◆ Objective: Copy every line of the records below that holds the word "location".

◆ Task inputs:
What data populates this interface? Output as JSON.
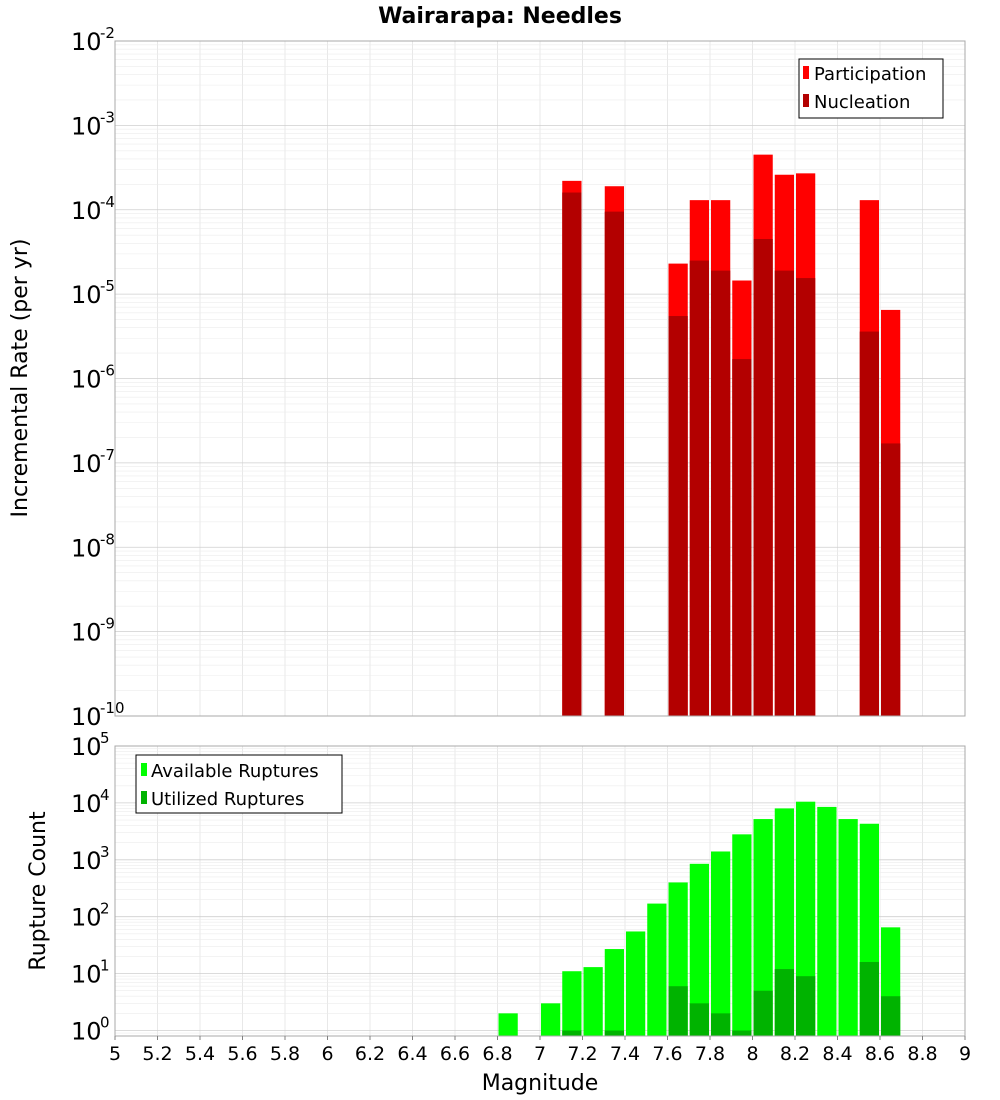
{
  "chart_data": {
    "title": "Wairarapa: Needles",
    "xlabel": "Magnitude",
    "xlim": [
      5,
      9
    ],
    "x_ticks": [
      "5",
      "5.2",
      "5.4",
      "5.6",
      "5.8",
      "6",
      "6.2",
      "6.4",
      "6.6",
      "6.8",
      "7",
      "7.2",
      "7.4",
      "7.6",
      "7.8",
      "8",
      "8.2",
      "8.4",
      "8.6",
      "8.8",
      "9"
    ],
    "bin_width": 0.1,
    "panels": [
      {
        "type": "bar",
        "ylabel": "Incremental Rate (per yr)",
        "yscale": "log",
        "ylim": [
          1e-10,
          0.01
        ],
        "y_tick_exponents": [
          "-10",
          "-9",
          "-8",
          "-7",
          "-6",
          "-5",
          "-4",
          "-3",
          "-2"
        ],
        "legend": {
          "location": "top-right"
        },
        "grid": true,
        "series": [
          {
            "name": "Participation",
            "color": "#ff0000",
            "points": [
              {
                "x": 7.15,
                "y": 0.00022
              },
              {
                "x": 7.35,
                "y": 0.00019
              },
              {
                "x": 7.65,
                "y": 2.3e-05
              },
              {
                "x": 7.75,
                "y": 0.00013
              },
              {
                "x": 7.85,
                "y": 0.00013
              },
              {
                "x": 7.95,
                "y": 1.45e-05
              },
              {
                "x": 8.05,
                "y": 0.00045
              },
              {
                "x": 8.15,
                "y": 0.00026
              },
              {
                "x": 8.25,
                "y": 0.00027
              },
              {
                "x": 8.55,
                "y": 0.00013
              },
              {
                "x": 8.65,
                "y": 6.5e-06
              }
            ]
          },
          {
            "name": "Nucleation",
            "color": "#b30000",
            "points": [
              {
                "x": 7.15,
                "y": 0.00016
              },
              {
                "x": 7.35,
                "y": 9.5e-05
              },
              {
                "x": 7.65,
                "y": 5.5e-06
              },
              {
                "x": 7.75,
                "y": 2.5e-05
              },
              {
                "x": 7.85,
                "y": 1.9e-05
              },
              {
                "x": 7.95,
                "y": 1.7e-06
              },
              {
                "x": 8.05,
                "y": 4.5e-05
              },
              {
                "x": 8.15,
                "y": 1.9e-05
              },
              {
                "x": 8.25,
                "y": 1.55e-05
              },
              {
                "x": 8.55,
                "y": 3.6e-06
              },
              {
                "x": 8.65,
                "y": 1.7e-07
              }
            ]
          }
        ]
      },
      {
        "type": "bar",
        "ylabel": "Rupture Count",
        "yscale": "log",
        "ylim": [
          0.8,
          100000.0
        ],
        "y_tick_exponents": [
          "0",
          "1",
          "2",
          "3",
          "4",
          "5"
        ],
        "legend": {
          "location": "top-left"
        },
        "grid": true,
        "series": [
          {
            "name": "Available Ruptures",
            "color": "#00ff00",
            "points": [
              {
                "x": 6.85,
                "y": 2
              },
              {
                "x": 7.05,
                "y": 3
              },
              {
                "x": 7.15,
                "y": 11
              },
              {
                "x": 7.25,
                "y": 13
              },
              {
                "x": 7.35,
                "y": 27
              },
              {
                "x": 7.45,
                "y": 55
              },
              {
                "x": 7.55,
                "y": 170
              },
              {
                "x": 7.65,
                "y": 400
              },
              {
                "x": 7.75,
                "y": 850
              },
              {
                "x": 7.85,
                "y": 1400
              },
              {
                "x": 7.95,
                "y": 2800
              },
              {
                "x": 8.05,
                "y": 5200
              },
              {
                "x": 8.15,
                "y": 8000
              },
              {
                "x": 8.25,
                "y": 10500
              },
              {
                "x": 8.35,
                "y": 8500
              },
              {
                "x": 8.45,
                "y": 5200
              },
              {
                "x": 8.55,
                "y": 4300
              },
              {
                "x": 8.65,
                "y": 65
              }
            ]
          },
          {
            "name": "Utilized Ruptures",
            "color": "#00b300",
            "points": [
              {
                "x": 7.15,
                "y": 1
              },
              {
                "x": 7.35,
                "y": 1
              },
              {
                "x": 7.65,
                "y": 6
              },
              {
                "x": 7.75,
                "y": 3
              },
              {
                "x": 7.85,
                "y": 2
              },
              {
                "x": 7.95,
                "y": 1
              },
              {
                "x": 8.05,
                "y": 5
              },
              {
                "x": 8.15,
                "y": 12
              },
              {
                "x": 8.25,
                "y": 9
              },
              {
                "x": 8.55,
                "y": 16
              },
              {
                "x": 8.65,
                "y": 4
              }
            ]
          }
        ]
      }
    ]
  }
}
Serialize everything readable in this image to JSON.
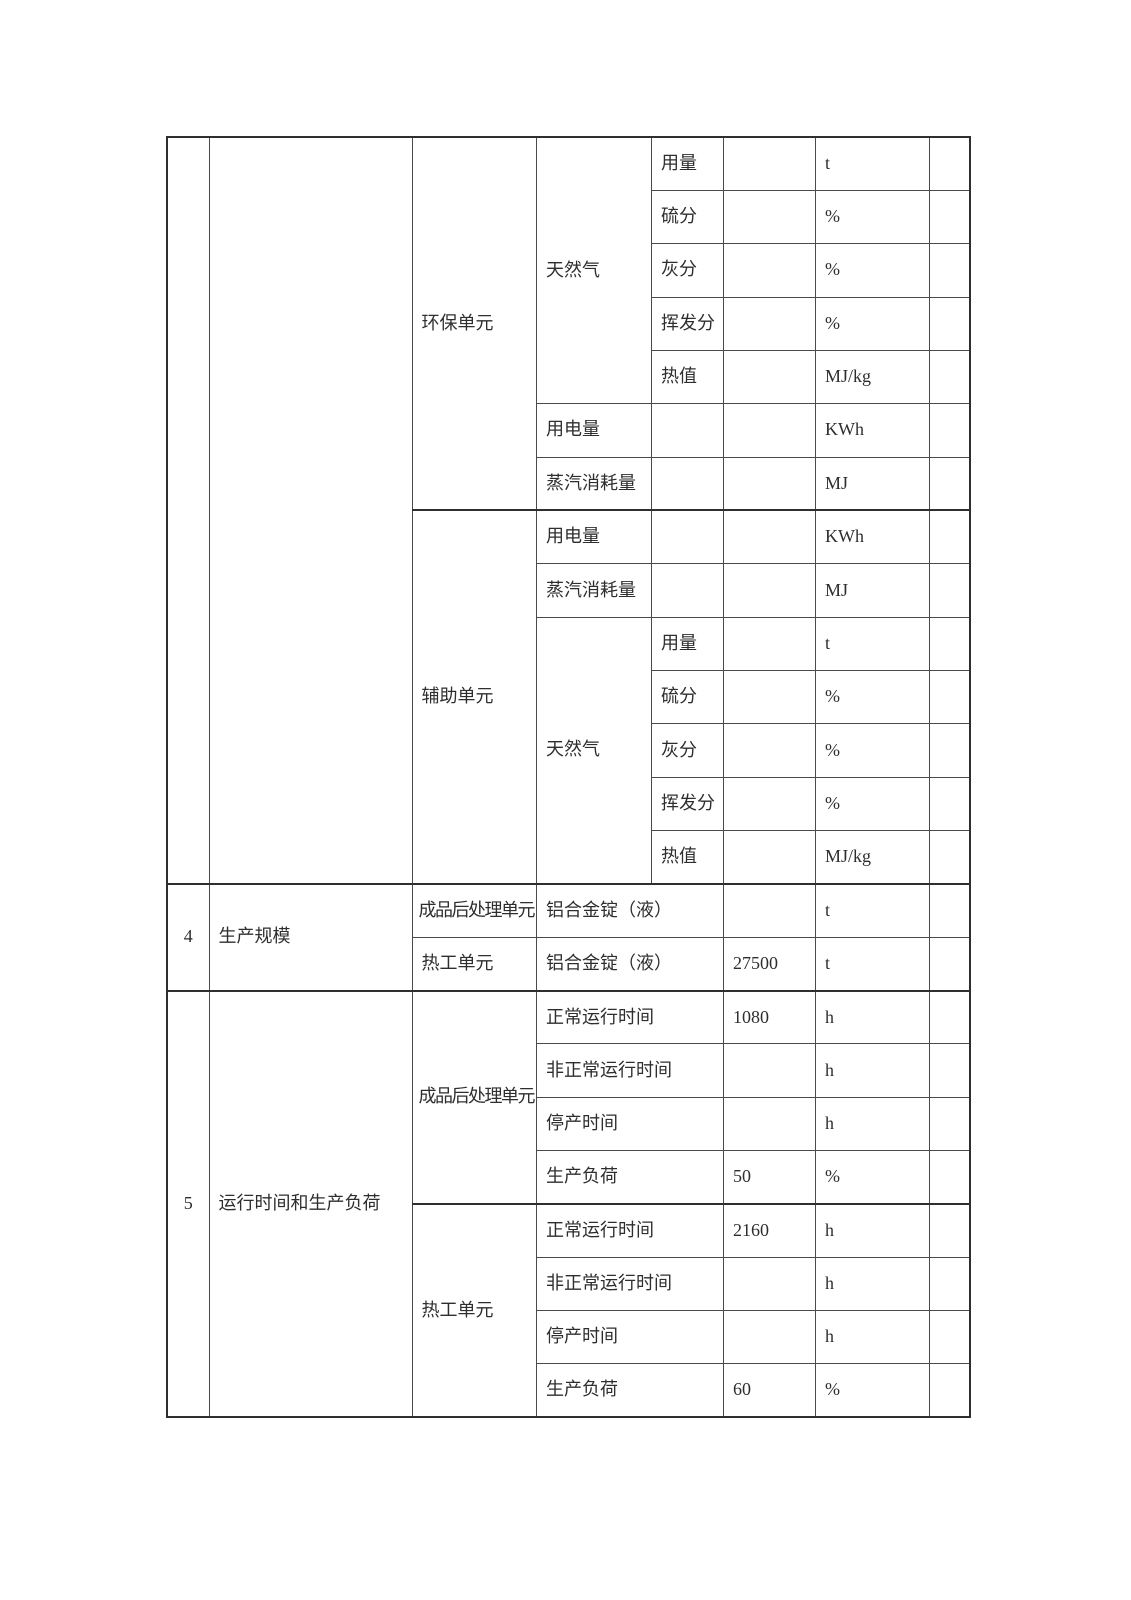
{
  "page": {
    "background_color": "#ffffff",
    "text_color": "#2e2e2e",
    "grid_line_color": "#4a4a4a",
    "section_line_color": "#2f2f2f"
  },
  "table": {
    "description_rows": [
      {
        "cells": [
          {
            "t": "",
            "n": "row-index-cell",
            "rs": 14
          },
          {
            "t": "",
            "n": "category-cell",
            "rs": 14
          },
          {
            "t": "环保单元",
            "n": "unit-group-cell",
            "rs": 7
          },
          {
            "t": "天然气",
            "n": "item-cell",
            "rs": 5
          },
          {
            "t": "用量",
            "n": "sub-item-cell"
          },
          {
            "t": "",
            "n": "value-cell"
          },
          {
            "t": "t",
            "n": "unit-cell"
          },
          {
            "t": "",
            "n": "remark-cell"
          }
        ]
      },
      {
        "cells": [
          {
            "t": "硫分",
            "n": "sub-item-cell"
          },
          {
            "t": "",
            "n": "value-cell"
          },
          {
            "t": "%",
            "n": "unit-cell"
          },
          {
            "t": "",
            "n": "remark-cell"
          }
        ]
      },
      {
        "cells": [
          {
            "t": "灰分",
            "n": "sub-item-cell"
          },
          {
            "t": "",
            "n": "value-cell"
          },
          {
            "t": "%",
            "n": "unit-cell"
          },
          {
            "t": "",
            "n": "remark-cell"
          }
        ]
      },
      {
        "cells": [
          {
            "t": "挥发分",
            "n": "sub-item-cell"
          },
          {
            "t": "",
            "n": "value-cell"
          },
          {
            "t": "%",
            "n": "unit-cell"
          },
          {
            "t": "",
            "n": "remark-cell"
          }
        ]
      },
      {
        "cells": [
          {
            "t": "热值",
            "n": "sub-item-cell"
          },
          {
            "t": "",
            "n": "value-cell"
          },
          {
            "t": "MJ/kg",
            "n": "unit-cell"
          },
          {
            "t": "",
            "n": "remark-cell"
          }
        ]
      },
      {
        "cells": [
          {
            "t": "用电量",
            "n": "item-cell"
          },
          {
            "t": "",
            "n": "sub-item-cell"
          },
          {
            "t": "",
            "n": "value-cell"
          },
          {
            "t": "KWh",
            "n": "unit-cell"
          },
          {
            "t": "",
            "n": "remark-cell"
          }
        ]
      },
      {
        "cells": [
          {
            "t": "蒸汽消耗量",
            "n": "item-cell"
          },
          {
            "t": "",
            "n": "sub-item-cell"
          },
          {
            "t": "",
            "n": "value-cell"
          },
          {
            "t": "MJ",
            "n": "unit-cell"
          },
          {
            "t": "",
            "n": "remark-cell"
          }
        ]
      },
      {
        "thick": true,
        "cells": [
          {
            "t": "辅助单元",
            "n": "unit-group-cell",
            "rs": 7
          },
          {
            "t": "用电量",
            "n": "item-cell"
          },
          {
            "t": "",
            "n": "sub-item-cell"
          },
          {
            "t": "",
            "n": "value-cell"
          },
          {
            "t": "KWh",
            "n": "unit-cell"
          },
          {
            "t": "",
            "n": "remark-cell"
          }
        ]
      },
      {
        "cells": [
          {
            "t": "蒸汽消耗量",
            "n": "item-cell"
          },
          {
            "t": "",
            "n": "sub-item-cell"
          },
          {
            "t": "",
            "n": "value-cell"
          },
          {
            "t": "MJ",
            "n": "unit-cell"
          },
          {
            "t": "",
            "n": "remark-cell"
          }
        ]
      },
      {
        "cells": [
          {
            "t": "天然气",
            "n": "item-cell",
            "rs": 5
          },
          {
            "t": "用量",
            "n": "sub-item-cell"
          },
          {
            "t": "",
            "n": "value-cell"
          },
          {
            "t": "t",
            "n": "unit-cell"
          },
          {
            "t": "",
            "n": "remark-cell"
          }
        ]
      },
      {
        "cells": [
          {
            "t": "硫分",
            "n": "sub-item-cell"
          },
          {
            "t": "",
            "n": "value-cell"
          },
          {
            "t": "%",
            "n": "unit-cell"
          },
          {
            "t": "",
            "n": "remark-cell"
          }
        ]
      },
      {
        "cells": [
          {
            "t": "灰分",
            "n": "sub-item-cell"
          },
          {
            "t": "",
            "n": "value-cell"
          },
          {
            "t": "%",
            "n": "unit-cell"
          },
          {
            "t": "",
            "n": "remark-cell"
          }
        ]
      },
      {
        "cells": [
          {
            "t": "挥发分",
            "n": "sub-item-cell"
          },
          {
            "t": "",
            "n": "value-cell"
          },
          {
            "t": "%",
            "n": "unit-cell"
          },
          {
            "t": "",
            "n": "remark-cell"
          }
        ]
      },
      {
        "cells": [
          {
            "t": "热值",
            "n": "sub-item-cell"
          },
          {
            "t": "",
            "n": "value-cell"
          },
          {
            "t": "MJ/kg",
            "n": "unit-cell"
          },
          {
            "t": "",
            "n": "remark-cell"
          }
        ]
      },
      {
        "thick": true,
        "cells": [
          {
            "t": "4",
            "n": "row-index-cell",
            "rs": 2,
            "center": true
          },
          {
            "t": "生产规模",
            "n": "category-cell",
            "rs": 2
          },
          {
            "t": "成品后处理单元",
            "n": "unit-group-cell",
            "tight": true
          },
          {
            "t": "铝合金锭（液）",
            "n": "item-cell",
            "cs": 2
          },
          {
            "t": "",
            "n": "value-cell"
          },
          {
            "t": "t",
            "n": "unit-cell"
          },
          {
            "t": "",
            "n": "remark-cell"
          }
        ]
      },
      {
        "cells": [
          {
            "t": "热工单元",
            "n": "unit-group-cell"
          },
          {
            "t": "铝合金锭（液）",
            "n": "item-cell",
            "cs": 2
          },
          {
            "t": "27500",
            "n": "value-cell"
          },
          {
            "t": "t",
            "n": "unit-cell"
          },
          {
            "t": "",
            "n": "remark-cell"
          }
        ]
      },
      {
        "thick": true,
        "cells": [
          {
            "t": "5",
            "n": "row-index-cell",
            "rs": 8,
            "center": true
          },
          {
            "t": "运行时间和生产负荷",
            "n": "category-cell",
            "rs": 8
          },
          {
            "t": "成品后处理单元",
            "n": "unit-group-cell",
            "rs": 4,
            "tight": true
          },
          {
            "t": "正常运行时间",
            "n": "item-cell",
            "cs": 2
          },
          {
            "t": "1080",
            "n": "value-cell"
          },
          {
            "t": "h",
            "n": "unit-cell"
          },
          {
            "t": "",
            "n": "remark-cell"
          }
        ]
      },
      {
        "cells": [
          {
            "t": "非正常运行时间",
            "n": "item-cell",
            "cs": 2
          },
          {
            "t": "",
            "n": "value-cell"
          },
          {
            "t": "h",
            "n": "unit-cell"
          },
          {
            "t": "",
            "n": "remark-cell"
          }
        ]
      },
      {
        "cells": [
          {
            "t": "停产时间",
            "n": "item-cell",
            "cs": 2
          },
          {
            "t": "",
            "n": "value-cell"
          },
          {
            "t": "h",
            "n": "unit-cell"
          },
          {
            "t": "",
            "n": "remark-cell"
          }
        ]
      },
      {
        "cells": [
          {
            "t": "生产负荷",
            "n": "item-cell",
            "cs": 2
          },
          {
            "t": "50",
            "n": "value-cell"
          },
          {
            "t": "%",
            "n": "unit-cell"
          },
          {
            "t": "",
            "n": "remark-cell"
          }
        ]
      },
      {
        "thick": true,
        "cells": [
          {
            "t": "热工单元",
            "n": "unit-group-cell",
            "rs": 4
          },
          {
            "t": "正常运行时间",
            "n": "item-cell",
            "cs": 2
          },
          {
            "t": "2160",
            "n": "value-cell"
          },
          {
            "t": "h",
            "n": "unit-cell"
          },
          {
            "t": "",
            "n": "remark-cell"
          }
        ]
      },
      {
        "cells": [
          {
            "t": "非正常运行时间",
            "n": "item-cell",
            "cs": 2
          },
          {
            "t": "",
            "n": "value-cell"
          },
          {
            "t": "h",
            "n": "unit-cell"
          },
          {
            "t": "",
            "n": "remark-cell"
          }
        ]
      },
      {
        "cells": [
          {
            "t": "停产时间",
            "n": "item-cell",
            "cs": 2
          },
          {
            "t": "",
            "n": "value-cell"
          },
          {
            "t": "h",
            "n": "unit-cell"
          },
          {
            "t": "",
            "n": "remark-cell"
          }
        ]
      },
      {
        "cells": [
          {
            "t": "生产负荷",
            "n": "item-cell",
            "cs": 2
          },
          {
            "t": "60",
            "n": "value-cell"
          },
          {
            "t": "%",
            "n": "unit-cell"
          },
          {
            "t": "",
            "n": "remark-cell"
          }
        ]
      }
    ]
  }
}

◆ Task result:
          "location": "top-right"
          "location": "top-left"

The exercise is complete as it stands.